> **EXERCISE INPUTS**
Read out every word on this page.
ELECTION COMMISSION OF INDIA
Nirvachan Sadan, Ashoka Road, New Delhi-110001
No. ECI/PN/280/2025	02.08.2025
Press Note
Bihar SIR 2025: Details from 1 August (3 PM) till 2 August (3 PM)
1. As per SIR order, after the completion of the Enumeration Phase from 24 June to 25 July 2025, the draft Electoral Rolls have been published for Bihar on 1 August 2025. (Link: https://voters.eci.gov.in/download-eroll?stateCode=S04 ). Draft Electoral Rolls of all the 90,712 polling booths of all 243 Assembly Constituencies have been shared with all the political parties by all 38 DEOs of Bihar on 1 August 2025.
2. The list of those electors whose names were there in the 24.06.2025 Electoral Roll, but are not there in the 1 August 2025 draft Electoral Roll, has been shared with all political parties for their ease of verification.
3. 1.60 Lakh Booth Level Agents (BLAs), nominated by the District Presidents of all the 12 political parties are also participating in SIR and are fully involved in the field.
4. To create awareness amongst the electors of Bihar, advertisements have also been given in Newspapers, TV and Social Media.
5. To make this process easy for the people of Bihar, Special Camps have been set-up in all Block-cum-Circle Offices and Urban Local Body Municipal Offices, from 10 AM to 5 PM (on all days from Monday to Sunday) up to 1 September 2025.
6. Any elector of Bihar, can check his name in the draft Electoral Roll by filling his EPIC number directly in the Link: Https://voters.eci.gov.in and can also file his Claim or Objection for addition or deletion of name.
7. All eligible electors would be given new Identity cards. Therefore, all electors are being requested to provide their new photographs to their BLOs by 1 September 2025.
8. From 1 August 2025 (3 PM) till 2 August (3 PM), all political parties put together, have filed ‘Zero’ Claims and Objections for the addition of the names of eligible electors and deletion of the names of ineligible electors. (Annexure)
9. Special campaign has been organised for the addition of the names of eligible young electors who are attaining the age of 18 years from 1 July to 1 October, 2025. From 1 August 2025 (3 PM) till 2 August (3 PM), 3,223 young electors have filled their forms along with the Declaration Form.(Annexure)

> **GIVEN EXERCISE**
Report every line containing the word "their" from the listing above.

> **EXERCISE RESULT**
2. The list of those electors whose names were there in the 24.06.2025 Electoral Roll, but are not there in the 1 August 2025 draft Electoral Roll, has been shared with all political parties for their ease of verification.
7. All eligible electors would be given new Identity cards. Therefore, all electors are being requested to provide their new photographs to their BLOs by 1 September 2025.
9. Special campaign has been organised for the addition of the names of eligible young electors who are attaining the age of 18 years from 1 July to 1 October, 2025. From 1 August 2025 (3 PM) till 2 August (3 PM), 3,223 young electors have filled their forms along with the Declaration Form.(Annexure)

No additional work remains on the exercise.